SUPPLIED DATA

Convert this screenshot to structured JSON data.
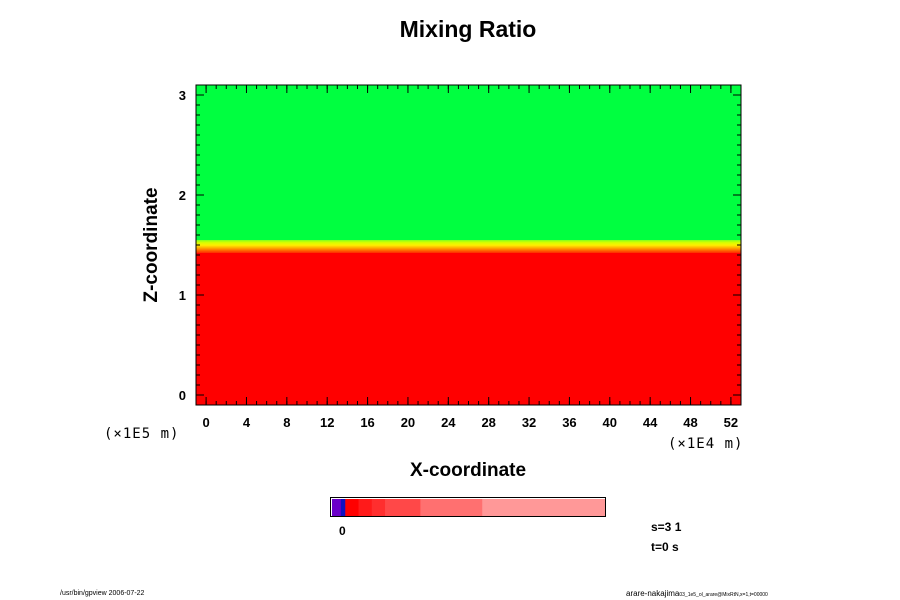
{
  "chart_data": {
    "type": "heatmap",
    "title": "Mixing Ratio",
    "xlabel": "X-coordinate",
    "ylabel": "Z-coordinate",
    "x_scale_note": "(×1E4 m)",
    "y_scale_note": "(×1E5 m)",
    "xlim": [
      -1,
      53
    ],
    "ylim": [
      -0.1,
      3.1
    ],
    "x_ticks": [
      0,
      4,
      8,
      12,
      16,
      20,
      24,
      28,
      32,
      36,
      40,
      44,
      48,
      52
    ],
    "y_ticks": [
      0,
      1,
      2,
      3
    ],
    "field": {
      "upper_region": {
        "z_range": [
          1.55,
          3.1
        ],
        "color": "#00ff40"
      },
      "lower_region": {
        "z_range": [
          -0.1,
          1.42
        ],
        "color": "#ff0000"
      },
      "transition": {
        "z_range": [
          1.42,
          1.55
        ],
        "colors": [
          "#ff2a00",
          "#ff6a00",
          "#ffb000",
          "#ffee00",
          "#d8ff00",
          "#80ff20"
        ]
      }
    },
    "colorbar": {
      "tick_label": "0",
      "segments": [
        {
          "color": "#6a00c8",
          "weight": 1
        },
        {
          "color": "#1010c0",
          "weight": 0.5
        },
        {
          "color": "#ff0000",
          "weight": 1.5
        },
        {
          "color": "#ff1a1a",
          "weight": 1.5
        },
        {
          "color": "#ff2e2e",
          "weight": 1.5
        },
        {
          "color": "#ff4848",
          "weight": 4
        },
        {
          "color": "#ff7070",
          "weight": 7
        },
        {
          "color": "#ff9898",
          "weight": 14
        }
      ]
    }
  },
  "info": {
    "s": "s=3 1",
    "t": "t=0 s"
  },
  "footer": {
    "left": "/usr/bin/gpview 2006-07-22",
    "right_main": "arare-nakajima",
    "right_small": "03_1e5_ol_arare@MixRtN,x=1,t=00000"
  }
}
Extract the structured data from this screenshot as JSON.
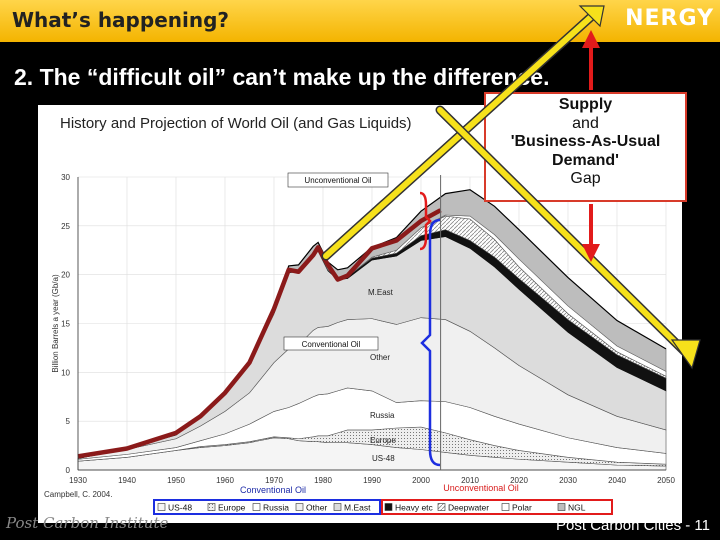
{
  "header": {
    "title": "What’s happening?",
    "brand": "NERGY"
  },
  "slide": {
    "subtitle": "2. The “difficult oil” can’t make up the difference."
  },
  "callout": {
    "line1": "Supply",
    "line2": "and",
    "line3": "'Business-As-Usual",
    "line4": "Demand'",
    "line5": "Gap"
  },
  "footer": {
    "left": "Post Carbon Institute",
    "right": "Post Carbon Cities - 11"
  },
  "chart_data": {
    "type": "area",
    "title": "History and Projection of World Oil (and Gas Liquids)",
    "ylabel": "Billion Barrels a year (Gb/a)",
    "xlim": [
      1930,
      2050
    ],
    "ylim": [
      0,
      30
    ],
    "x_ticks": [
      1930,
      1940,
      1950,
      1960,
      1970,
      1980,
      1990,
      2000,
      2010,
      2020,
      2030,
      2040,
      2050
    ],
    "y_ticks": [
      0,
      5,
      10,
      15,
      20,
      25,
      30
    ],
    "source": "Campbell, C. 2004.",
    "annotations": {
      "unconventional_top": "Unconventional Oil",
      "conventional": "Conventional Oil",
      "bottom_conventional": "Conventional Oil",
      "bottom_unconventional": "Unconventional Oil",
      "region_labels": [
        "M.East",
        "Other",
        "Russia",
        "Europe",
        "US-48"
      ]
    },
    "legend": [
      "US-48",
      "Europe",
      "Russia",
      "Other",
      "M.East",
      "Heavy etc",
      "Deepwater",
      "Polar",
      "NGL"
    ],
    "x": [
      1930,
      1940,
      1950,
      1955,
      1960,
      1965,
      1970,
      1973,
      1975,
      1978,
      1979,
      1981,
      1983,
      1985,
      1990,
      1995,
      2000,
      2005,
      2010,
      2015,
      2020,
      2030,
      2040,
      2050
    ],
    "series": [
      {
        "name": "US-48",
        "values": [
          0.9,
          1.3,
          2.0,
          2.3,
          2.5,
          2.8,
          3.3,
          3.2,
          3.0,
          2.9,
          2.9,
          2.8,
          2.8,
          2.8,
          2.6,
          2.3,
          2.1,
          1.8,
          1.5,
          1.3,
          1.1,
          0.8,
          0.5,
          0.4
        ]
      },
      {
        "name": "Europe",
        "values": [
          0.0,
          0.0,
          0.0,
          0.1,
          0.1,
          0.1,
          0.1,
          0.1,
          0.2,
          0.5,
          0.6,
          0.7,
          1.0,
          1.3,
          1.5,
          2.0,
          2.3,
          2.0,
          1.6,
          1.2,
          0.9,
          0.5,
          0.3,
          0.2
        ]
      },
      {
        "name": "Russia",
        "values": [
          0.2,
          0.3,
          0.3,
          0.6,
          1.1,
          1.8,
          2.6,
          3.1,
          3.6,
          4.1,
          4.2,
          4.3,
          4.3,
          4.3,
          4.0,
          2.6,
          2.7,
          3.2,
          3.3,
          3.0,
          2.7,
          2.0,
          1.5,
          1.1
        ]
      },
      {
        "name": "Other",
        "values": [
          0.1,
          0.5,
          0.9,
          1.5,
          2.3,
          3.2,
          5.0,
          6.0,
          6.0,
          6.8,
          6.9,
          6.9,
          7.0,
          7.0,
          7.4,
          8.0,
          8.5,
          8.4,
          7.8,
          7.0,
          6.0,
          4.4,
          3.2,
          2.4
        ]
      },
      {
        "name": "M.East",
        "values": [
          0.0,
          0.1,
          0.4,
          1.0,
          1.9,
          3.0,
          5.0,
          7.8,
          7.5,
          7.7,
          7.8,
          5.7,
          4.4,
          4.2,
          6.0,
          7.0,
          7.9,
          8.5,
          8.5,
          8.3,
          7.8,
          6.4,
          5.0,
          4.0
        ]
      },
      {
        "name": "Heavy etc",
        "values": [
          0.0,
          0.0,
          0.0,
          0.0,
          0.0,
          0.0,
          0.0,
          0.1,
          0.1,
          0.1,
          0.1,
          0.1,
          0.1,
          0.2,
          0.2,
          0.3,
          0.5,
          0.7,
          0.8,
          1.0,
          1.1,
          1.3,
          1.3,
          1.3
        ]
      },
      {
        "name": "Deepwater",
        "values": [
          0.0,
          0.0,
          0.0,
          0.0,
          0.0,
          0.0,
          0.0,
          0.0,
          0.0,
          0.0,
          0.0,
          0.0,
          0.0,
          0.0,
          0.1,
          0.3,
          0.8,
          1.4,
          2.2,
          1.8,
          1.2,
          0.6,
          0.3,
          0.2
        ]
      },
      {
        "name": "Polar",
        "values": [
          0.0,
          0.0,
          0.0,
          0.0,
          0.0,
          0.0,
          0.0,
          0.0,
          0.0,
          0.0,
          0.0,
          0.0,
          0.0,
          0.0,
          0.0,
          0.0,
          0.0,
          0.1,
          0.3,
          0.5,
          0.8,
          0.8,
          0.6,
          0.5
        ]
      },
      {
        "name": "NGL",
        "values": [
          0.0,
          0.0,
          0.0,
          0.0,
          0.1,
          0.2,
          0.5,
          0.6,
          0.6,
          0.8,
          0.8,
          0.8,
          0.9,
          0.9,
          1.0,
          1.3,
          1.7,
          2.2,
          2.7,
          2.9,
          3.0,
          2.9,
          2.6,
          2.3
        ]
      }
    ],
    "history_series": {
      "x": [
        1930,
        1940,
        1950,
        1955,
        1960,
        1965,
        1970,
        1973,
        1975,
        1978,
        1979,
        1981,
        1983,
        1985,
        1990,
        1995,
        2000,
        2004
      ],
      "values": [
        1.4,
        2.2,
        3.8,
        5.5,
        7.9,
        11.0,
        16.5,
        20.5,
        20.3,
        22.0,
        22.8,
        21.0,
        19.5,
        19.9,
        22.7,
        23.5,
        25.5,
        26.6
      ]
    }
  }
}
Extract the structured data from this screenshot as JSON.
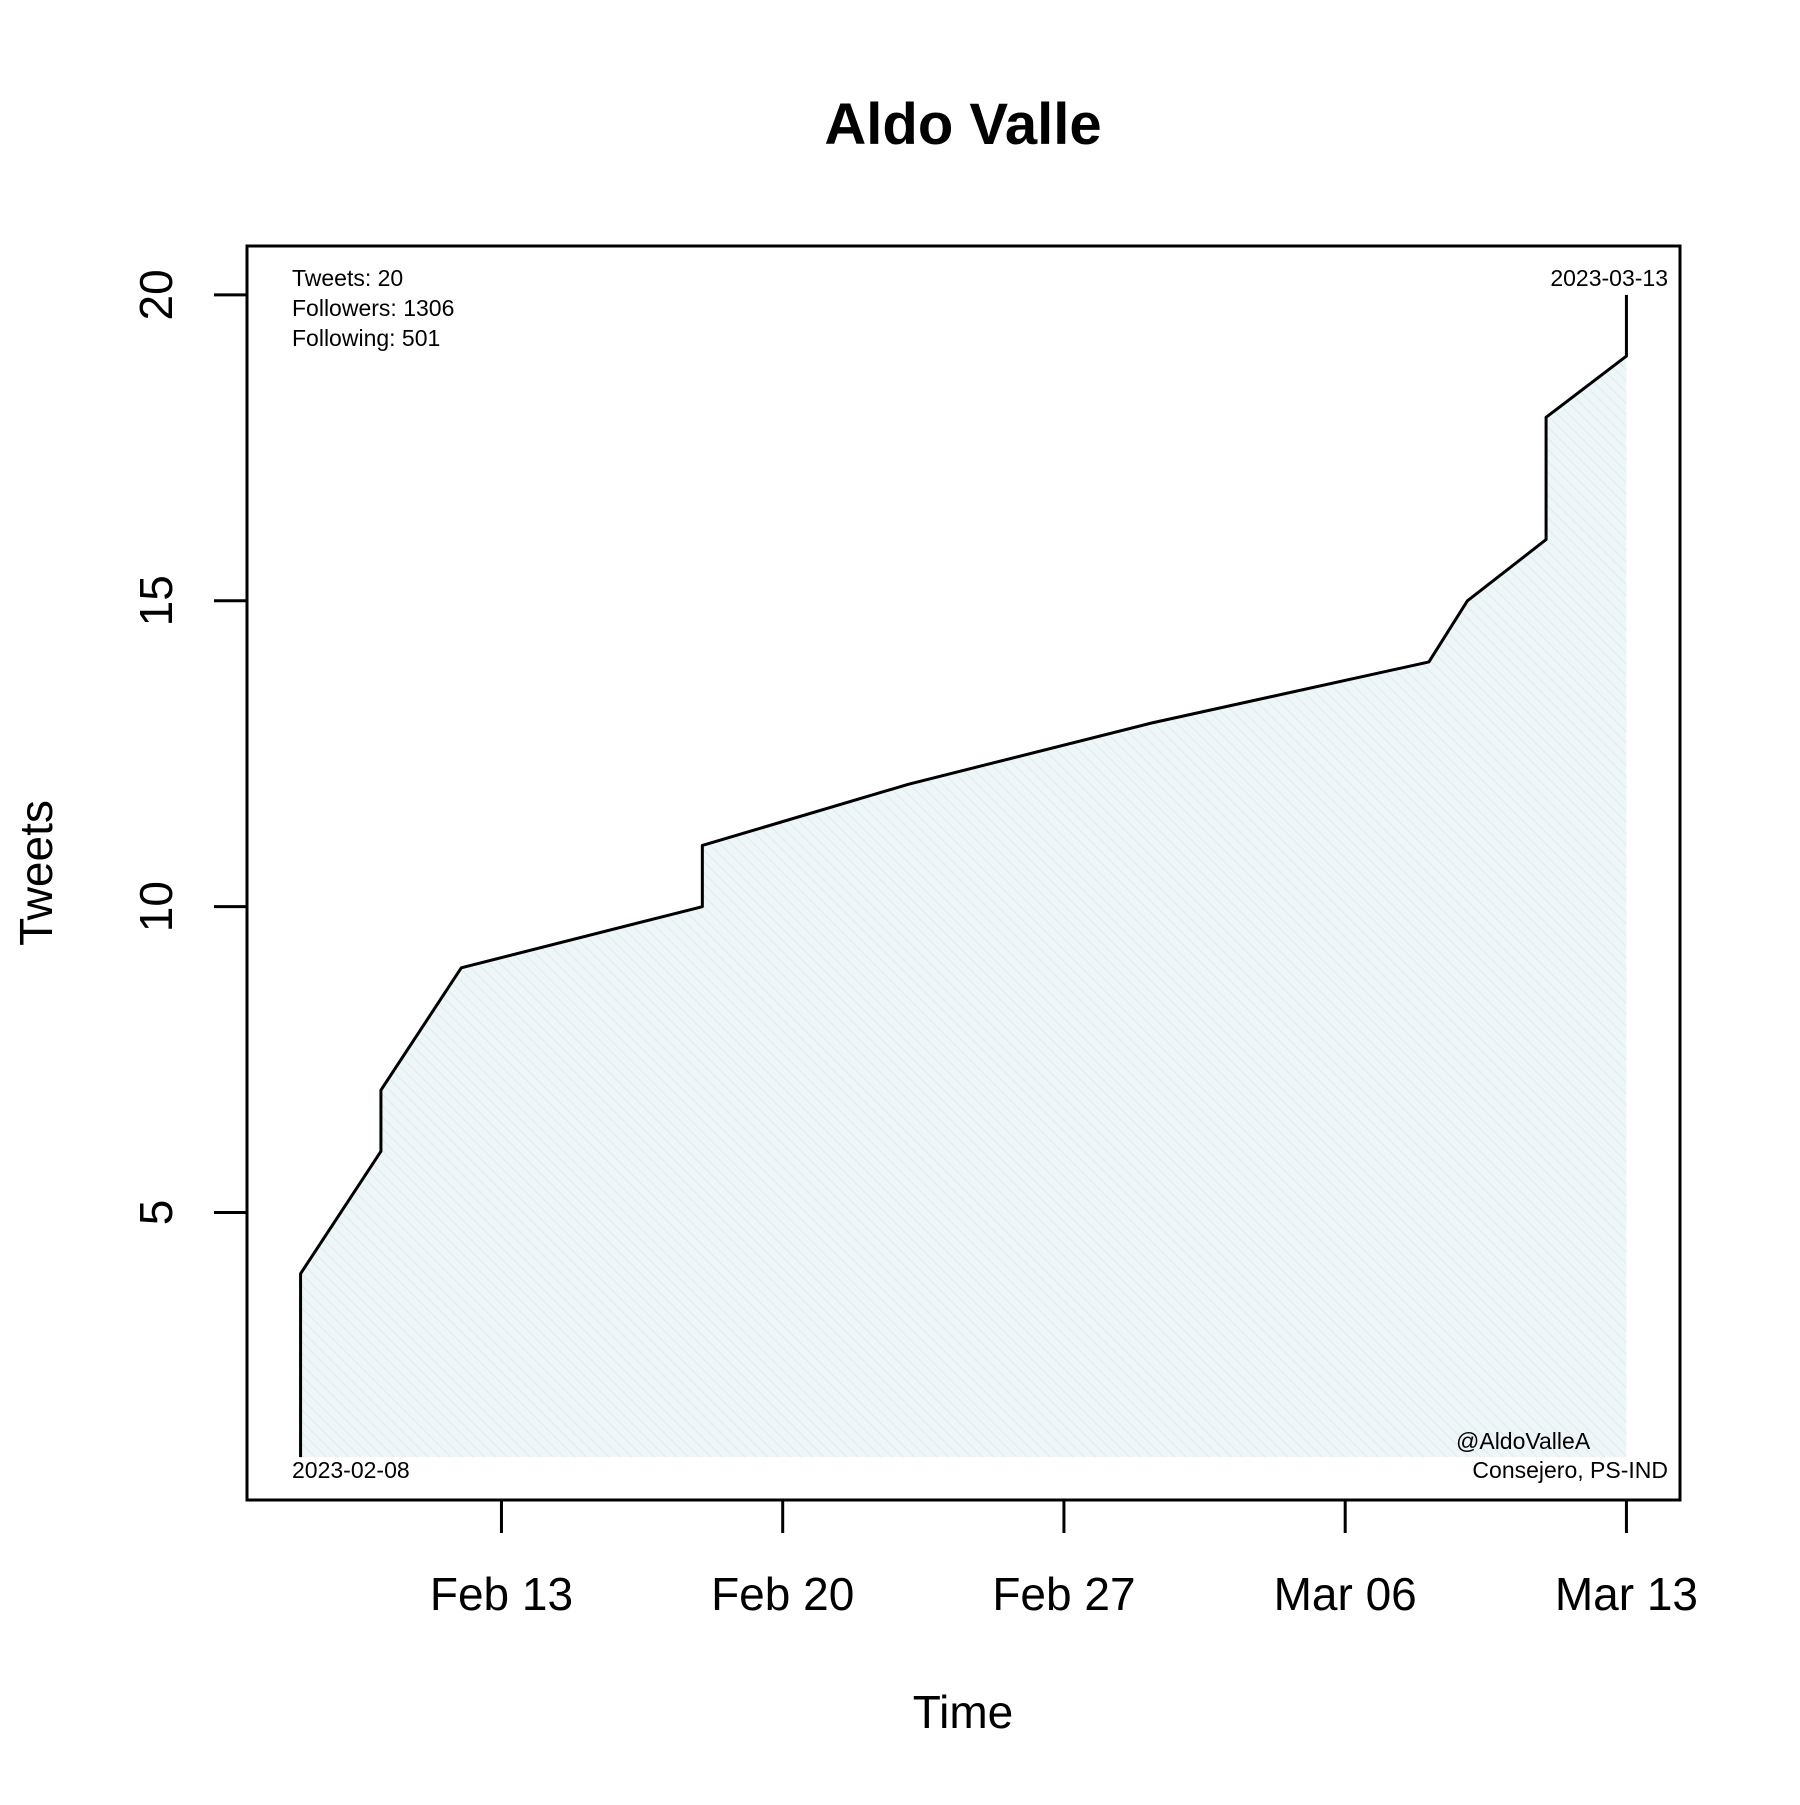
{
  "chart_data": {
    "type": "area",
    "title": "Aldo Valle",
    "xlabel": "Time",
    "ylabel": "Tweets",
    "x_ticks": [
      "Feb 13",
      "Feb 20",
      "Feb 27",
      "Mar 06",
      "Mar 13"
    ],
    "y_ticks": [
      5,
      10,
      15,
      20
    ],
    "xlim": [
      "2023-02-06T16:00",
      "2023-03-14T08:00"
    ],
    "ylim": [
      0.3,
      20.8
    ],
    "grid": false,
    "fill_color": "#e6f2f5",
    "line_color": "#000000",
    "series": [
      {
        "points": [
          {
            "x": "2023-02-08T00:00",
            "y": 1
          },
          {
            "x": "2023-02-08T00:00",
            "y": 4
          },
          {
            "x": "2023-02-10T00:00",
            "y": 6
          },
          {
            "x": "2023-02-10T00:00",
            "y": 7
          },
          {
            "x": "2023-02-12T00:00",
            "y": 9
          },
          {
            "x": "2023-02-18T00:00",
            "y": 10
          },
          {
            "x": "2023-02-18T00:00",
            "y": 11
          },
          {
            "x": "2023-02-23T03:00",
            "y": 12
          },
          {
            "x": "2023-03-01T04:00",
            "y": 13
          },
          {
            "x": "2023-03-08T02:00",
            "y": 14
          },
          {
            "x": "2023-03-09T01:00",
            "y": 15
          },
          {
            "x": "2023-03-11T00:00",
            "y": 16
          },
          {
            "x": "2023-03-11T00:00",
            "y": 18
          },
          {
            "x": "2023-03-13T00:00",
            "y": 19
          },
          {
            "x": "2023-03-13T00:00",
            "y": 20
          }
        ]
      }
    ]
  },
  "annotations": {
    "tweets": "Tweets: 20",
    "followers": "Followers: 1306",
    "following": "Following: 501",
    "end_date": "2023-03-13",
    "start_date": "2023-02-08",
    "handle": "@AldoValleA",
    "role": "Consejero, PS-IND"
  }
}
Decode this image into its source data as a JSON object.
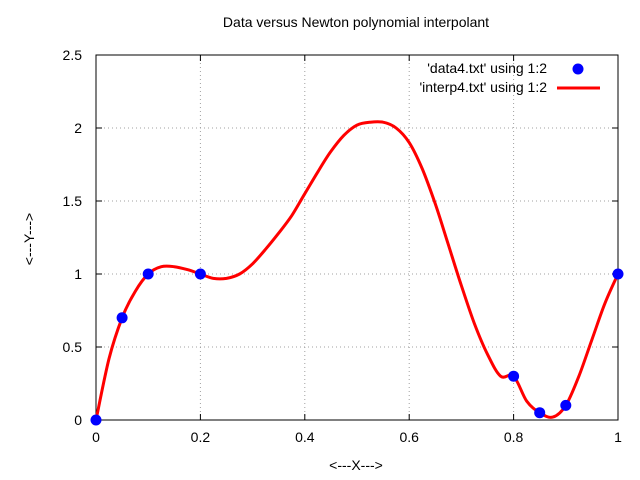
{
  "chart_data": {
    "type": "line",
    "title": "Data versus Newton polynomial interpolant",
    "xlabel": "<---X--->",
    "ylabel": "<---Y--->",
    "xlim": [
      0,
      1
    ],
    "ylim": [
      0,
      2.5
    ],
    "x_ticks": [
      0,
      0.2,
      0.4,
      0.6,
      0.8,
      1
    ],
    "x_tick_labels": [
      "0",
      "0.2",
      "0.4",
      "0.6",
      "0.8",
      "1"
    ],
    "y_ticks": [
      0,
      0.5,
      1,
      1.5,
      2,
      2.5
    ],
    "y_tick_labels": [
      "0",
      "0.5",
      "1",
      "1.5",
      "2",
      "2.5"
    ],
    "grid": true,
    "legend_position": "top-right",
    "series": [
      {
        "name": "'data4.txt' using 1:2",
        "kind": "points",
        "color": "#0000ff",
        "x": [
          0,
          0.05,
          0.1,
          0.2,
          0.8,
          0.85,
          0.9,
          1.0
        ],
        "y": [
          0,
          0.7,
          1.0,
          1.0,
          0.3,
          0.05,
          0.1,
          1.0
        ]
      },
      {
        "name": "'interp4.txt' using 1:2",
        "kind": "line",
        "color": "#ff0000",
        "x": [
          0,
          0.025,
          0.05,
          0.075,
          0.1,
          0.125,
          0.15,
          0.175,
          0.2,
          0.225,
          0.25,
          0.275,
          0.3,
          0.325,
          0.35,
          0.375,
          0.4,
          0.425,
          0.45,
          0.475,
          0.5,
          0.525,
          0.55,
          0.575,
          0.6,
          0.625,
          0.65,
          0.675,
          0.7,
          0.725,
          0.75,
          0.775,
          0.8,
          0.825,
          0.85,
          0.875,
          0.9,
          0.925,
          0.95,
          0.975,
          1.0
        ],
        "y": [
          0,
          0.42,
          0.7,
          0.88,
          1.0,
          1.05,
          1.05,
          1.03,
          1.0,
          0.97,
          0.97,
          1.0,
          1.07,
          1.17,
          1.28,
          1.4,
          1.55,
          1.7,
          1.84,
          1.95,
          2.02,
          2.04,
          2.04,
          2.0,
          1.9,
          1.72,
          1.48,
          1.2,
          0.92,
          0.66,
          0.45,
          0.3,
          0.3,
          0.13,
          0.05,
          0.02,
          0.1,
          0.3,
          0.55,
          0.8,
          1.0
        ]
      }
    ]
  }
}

REQUIRED TASK
Among the lines of the data above, count those holding "ylabel" and state only the number.

SOLUTION
4